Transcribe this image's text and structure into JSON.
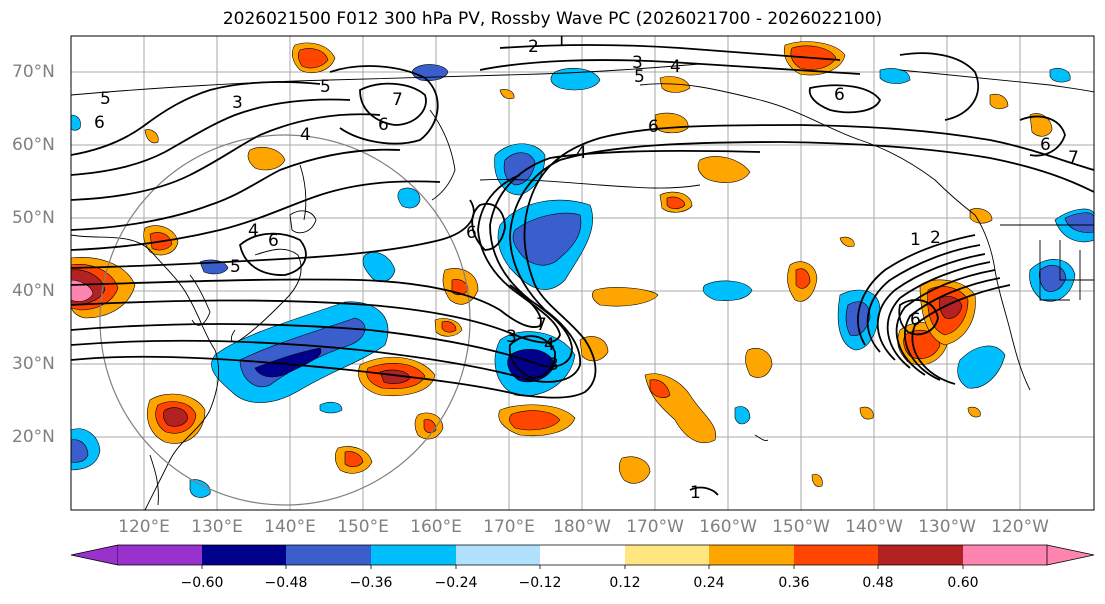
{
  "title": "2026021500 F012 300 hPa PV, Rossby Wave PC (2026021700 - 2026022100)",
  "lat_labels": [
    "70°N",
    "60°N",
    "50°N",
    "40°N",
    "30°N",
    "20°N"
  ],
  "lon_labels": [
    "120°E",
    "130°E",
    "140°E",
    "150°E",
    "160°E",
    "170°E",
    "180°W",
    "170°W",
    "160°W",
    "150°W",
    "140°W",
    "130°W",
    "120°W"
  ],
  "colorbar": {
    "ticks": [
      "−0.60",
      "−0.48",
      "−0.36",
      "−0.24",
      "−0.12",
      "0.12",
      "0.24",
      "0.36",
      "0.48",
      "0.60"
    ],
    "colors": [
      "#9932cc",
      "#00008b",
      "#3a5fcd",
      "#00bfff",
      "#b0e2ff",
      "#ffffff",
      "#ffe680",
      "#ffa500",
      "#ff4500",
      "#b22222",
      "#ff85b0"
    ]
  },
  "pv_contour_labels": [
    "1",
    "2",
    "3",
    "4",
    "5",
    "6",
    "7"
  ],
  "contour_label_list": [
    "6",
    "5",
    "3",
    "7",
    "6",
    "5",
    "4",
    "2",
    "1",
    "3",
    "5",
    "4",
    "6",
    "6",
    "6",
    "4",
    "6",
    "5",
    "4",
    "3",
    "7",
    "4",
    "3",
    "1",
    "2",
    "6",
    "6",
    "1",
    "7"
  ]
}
...
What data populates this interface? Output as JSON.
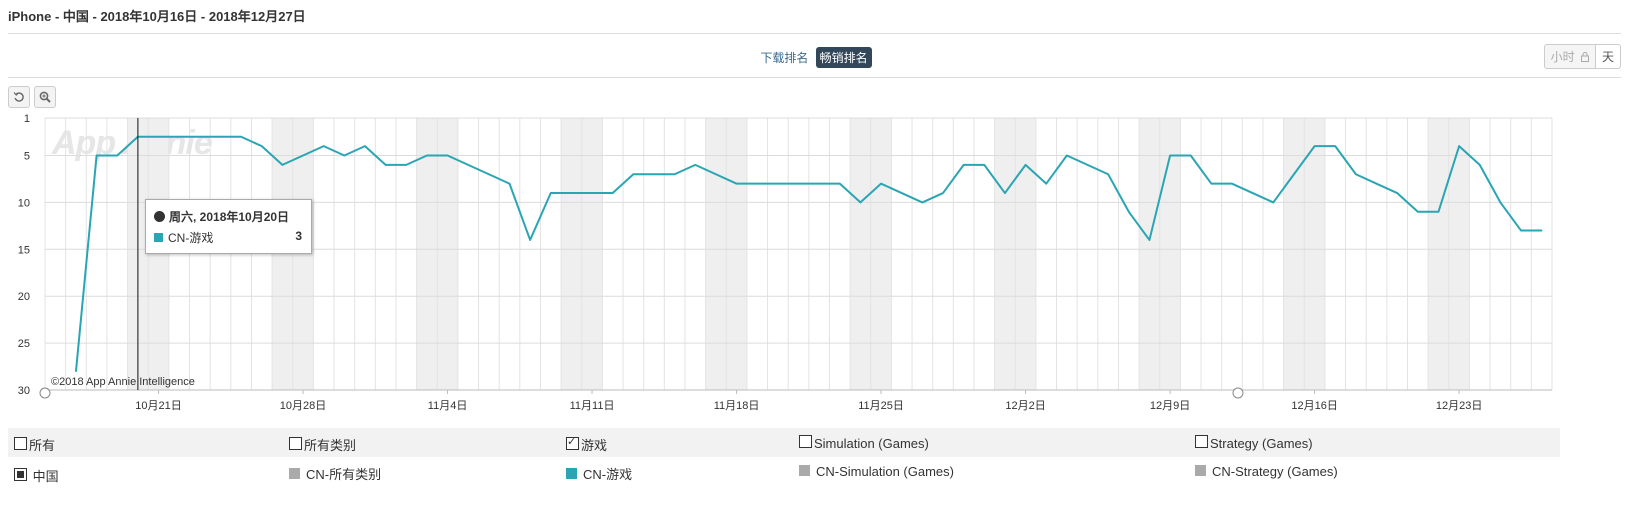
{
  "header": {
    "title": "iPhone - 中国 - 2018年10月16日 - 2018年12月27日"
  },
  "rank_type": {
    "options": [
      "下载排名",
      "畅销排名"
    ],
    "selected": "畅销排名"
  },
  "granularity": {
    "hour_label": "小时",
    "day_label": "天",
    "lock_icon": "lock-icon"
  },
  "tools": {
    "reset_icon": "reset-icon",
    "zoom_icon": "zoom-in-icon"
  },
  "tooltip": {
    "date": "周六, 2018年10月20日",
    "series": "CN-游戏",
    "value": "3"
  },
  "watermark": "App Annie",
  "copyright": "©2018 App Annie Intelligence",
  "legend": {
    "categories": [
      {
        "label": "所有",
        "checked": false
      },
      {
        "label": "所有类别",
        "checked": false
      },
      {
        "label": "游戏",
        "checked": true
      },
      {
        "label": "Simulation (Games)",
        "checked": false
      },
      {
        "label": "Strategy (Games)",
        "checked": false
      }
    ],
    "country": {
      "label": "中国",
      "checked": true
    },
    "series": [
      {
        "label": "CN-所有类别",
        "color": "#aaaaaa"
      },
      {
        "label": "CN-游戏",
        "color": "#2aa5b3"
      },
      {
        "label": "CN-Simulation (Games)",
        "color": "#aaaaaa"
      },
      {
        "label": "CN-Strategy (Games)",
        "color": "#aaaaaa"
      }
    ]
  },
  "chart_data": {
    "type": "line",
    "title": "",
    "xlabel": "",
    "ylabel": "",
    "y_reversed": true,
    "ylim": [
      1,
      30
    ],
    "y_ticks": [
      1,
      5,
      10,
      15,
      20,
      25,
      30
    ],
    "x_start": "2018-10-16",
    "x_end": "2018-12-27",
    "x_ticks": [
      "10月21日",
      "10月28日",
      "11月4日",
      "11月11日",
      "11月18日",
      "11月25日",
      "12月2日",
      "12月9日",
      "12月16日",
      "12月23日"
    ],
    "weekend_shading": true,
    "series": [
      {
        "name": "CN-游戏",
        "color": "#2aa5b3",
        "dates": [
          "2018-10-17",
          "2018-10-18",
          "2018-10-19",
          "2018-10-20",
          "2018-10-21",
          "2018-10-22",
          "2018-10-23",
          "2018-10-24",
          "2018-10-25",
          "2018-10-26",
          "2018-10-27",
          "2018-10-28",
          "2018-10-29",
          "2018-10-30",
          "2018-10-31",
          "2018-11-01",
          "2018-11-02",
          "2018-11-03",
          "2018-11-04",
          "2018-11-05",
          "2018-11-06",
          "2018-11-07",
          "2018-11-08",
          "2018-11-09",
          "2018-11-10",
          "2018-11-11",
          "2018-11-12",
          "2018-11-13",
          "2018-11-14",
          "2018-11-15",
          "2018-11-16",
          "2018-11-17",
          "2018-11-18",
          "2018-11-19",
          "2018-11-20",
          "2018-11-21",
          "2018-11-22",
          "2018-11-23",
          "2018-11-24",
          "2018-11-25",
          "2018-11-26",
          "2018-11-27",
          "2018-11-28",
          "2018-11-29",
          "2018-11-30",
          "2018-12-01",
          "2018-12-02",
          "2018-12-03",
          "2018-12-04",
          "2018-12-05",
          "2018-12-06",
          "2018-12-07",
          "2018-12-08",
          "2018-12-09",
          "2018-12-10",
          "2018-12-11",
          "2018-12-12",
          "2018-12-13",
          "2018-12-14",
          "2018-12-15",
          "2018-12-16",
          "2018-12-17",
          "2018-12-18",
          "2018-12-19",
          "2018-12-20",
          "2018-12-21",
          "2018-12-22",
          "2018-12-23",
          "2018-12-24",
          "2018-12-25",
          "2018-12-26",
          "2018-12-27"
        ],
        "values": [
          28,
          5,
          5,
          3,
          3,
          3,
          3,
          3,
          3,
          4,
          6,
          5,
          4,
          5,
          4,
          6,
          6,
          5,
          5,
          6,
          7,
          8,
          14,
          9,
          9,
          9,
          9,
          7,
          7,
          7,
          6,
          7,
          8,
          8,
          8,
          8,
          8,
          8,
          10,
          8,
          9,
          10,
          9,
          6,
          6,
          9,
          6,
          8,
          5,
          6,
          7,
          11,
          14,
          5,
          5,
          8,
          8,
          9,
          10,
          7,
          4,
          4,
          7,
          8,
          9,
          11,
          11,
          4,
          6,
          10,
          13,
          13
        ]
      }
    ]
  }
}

**Work instructions:** Search the data for the word "JSON" and copy each line where it appears.

**Output of the task:**
Transcribe this image's text and structure into JSON.
What data populates this interface? Output as JSON.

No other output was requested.